STATED EXERCISE ▸ What follows is a set of entries. Repeat them exactly, but not their pictures.

MATERIALS PROVIDED ▸

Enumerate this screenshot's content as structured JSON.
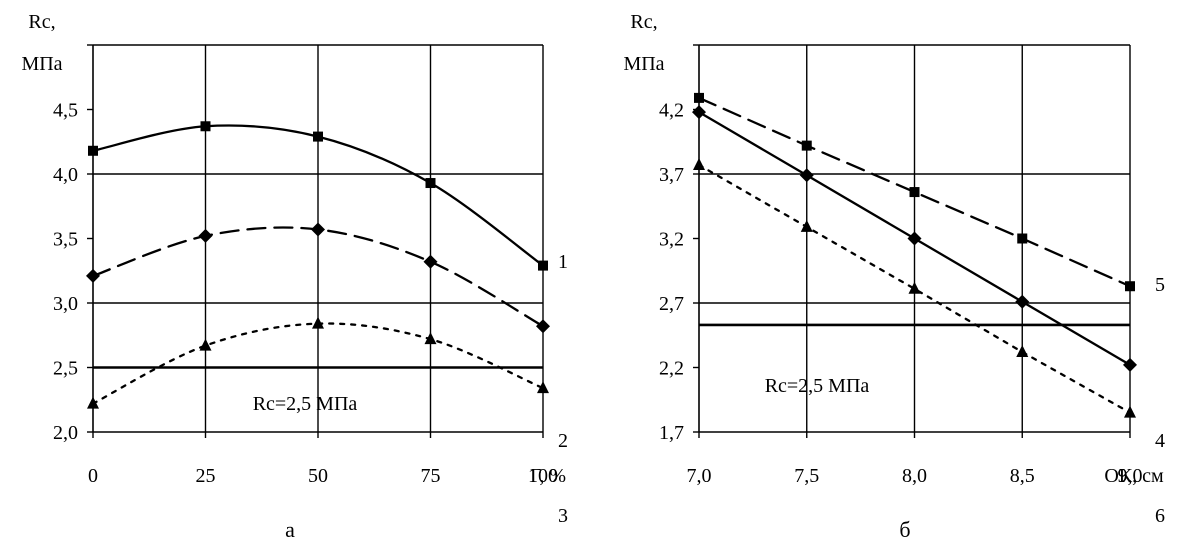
{
  "chart_data": [
    {
      "type": "line",
      "panel_label": "а",
      "ylabel_line1": "Rc,",
      "ylabel_line2": "МПа",
      "xlabel": "Г, %",
      "x_ticks": [
        "0",
        "25",
        "50",
        "75",
        "100"
      ],
      "y_ticks": [
        "2,0",
        "2,5",
        "3,0",
        "3,5",
        "4,0",
        "4,5"
      ],
      "xlim": [
        0,
        100
      ],
      "ylim": [
        2.0,
        5.0
      ],
      "x": [
        0,
        25,
        50,
        75,
        100
      ],
      "series": [
        {
          "name": "1",
          "values": [
            4.18,
            4.37,
            4.29,
            3.93,
            3.29
          ],
          "marker": "square",
          "dash": "solid"
        },
        {
          "name": "2",
          "values": [
            3.21,
            3.52,
            3.57,
            3.32,
            2.82
          ],
          "marker": "diamond",
          "dash": "dashed"
        },
        {
          "name": "3",
          "values": [
            2.22,
            2.67,
            2.84,
            2.72,
            2.34
          ],
          "marker": "triangle",
          "dash": "dotted"
        }
      ],
      "reference_line": {
        "value": 2.5,
        "label": "Rc=2,5 МПа"
      },
      "grid": "vertical and horizontal"
    },
    {
      "type": "line",
      "panel_label": "б",
      "ylabel_line1": "Rc,",
      "ylabel_line2": "МПа",
      "xlabel": "ОК, см",
      "x_ticks": [
        "7,0",
        "7,5",
        "8,0",
        "8,5",
        "9,0"
      ],
      "y_ticks": [
        "1,7",
        "2,2",
        "2,7",
        "3,2",
        "3,7",
        "4,2"
      ],
      "xlim": [
        7.0,
        9.0
      ],
      "ylim": [
        1.7,
        4.7
      ],
      "x": [
        7.0,
        7.5,
        8.0,
        8.5,
        9.0
      ],
      "series": [
        {
          "name": "5",
          "values": [
            4.29,
            3.92,
            3.56,
            3.2,
            2.83
          ],
          "marker": "square",
          "dash": "dashed"
        },
        {
          "name": "4",
          "values": [
            4.18,
            3.69,
            3.2,
            2.71,
            2.22
          ],
          "marker": "diamond",
          "dash": "solid"
        },
        {
          "name": "6",
          "values": [
            3.77,
            3.29,
            2.81,
            2.32,
            1.85
          ],
          "marker": "triangle",
          "dash": "dotted"
        }
      ],
      "reference_line": {
        "value": 2.53,
        "label": "Rc=2,5 МПа"
      },
      "grid": "vertical and horizontal"
    }
  ]
}
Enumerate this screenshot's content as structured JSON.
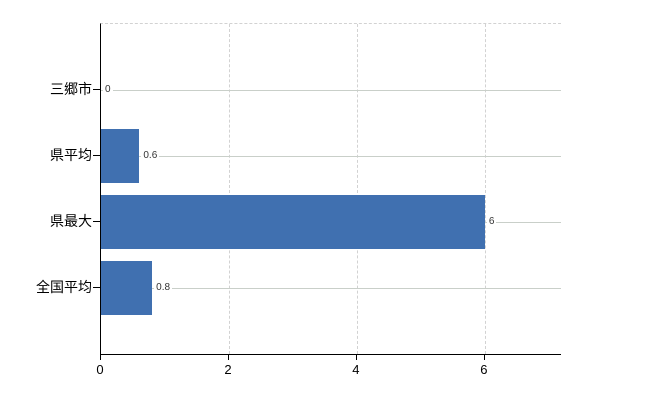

RESULT OF THE TASK ▸
Enumerate this screenshot's content as structured JSON.
{
  "chart_data": [
    {
      "type": "line",
      "panel_label": "а",
      "ylabel_line1": "Rc,",
      "ylabel_line2": "МПа",
      "xlabel": "Г, %",
      "x_ticks": [
        "0",
        "25",
        "50",
        "75",
        "100"
      ],
      "y_ticks": [
        "2,0",
        "2,5",
        "3,0",
        "3,5",
        "4,0",
        "4,5"
      ],
      "xlim": [
        0,
        100
      ],
      "ylim": [
        2.0,
        5.0
      ],
      "x": [
        0,
        25,
        50,
        75,
        100
      ],
      "series": [
        {
          "name": "1",
          "values": [
            4.18,
            4.37,
            4.29,
            3.93,
            3.29
          ],
          "marker": "square",
          "dash": "solid"
        },
        {
          "name": "2",
          "values": [
            3.21,
            3.52,
            3.57,
            3.32,
            2.82
          ],
          "marker": "diamond",
          "dash": "dashed"
        },
        {
          "name": "3",
          "values": [
            2.22,
            2.67,
            2.84,
            2.72,
            2.34
          ],
          "marker": "triangle",
          "dash": "dotted"
        }
      ],
      "reference_line": {
        "value": 2.5,
        "label": "Rc=2,5 МПа"
      },
      "grid": "vertical and horizontal"
    },
    {
      "type": "line",
      "panel_label": "б",
      "ylabel_line1": "Rc,",
      "ylabel_line2": "МПа",
      "xlabel": "ОК, см",
      "x_ticks": [
        "7,0",
        "7,5",
        "8,0",
        "8,5",
        "9,0"
      ],
      "y_ticks": [
        "1,7",
        "2,2",
        "2,7",
        "3,2",
        "3,7",
        "4,2"
      ],
      "xlim": [
        7.0,
        9.0
      ],
      "ylim": [
        1.7,
        4.7
      ],
      "x": [
        7.0,
        7.5,
        8.0,
        8.5,
        9.0
      ],
      "series": [
        {
          "name": "5",
          "values": [
            4.29,
            3.92,
            3.56,
            3.2,
            2.83
          ],
          "marker": "square",
          "dash": "dashed"
        },
        {
          "name": "4",
          "values": [
            4.18,
            3.69,
            3.2,
            2.71,
            2.22
          ],
          "marker": "diamond",
          "dash": "solid"
        },
        {
          "name": "6",
          "values": [
            3.77,
            3.29,
            2.81,
            2.32,
            1.85
          ],
          "marker": "triangle",
          "dash": "dotted"
        }
      ],
      "reference_line": {
        "value": 2.53,
        "label": "Rc=2,5 МПа"
      },
      "grid": "vertical and horizontal"
    }
  ]
}
Enumerate this screenshot's content as structured JSON.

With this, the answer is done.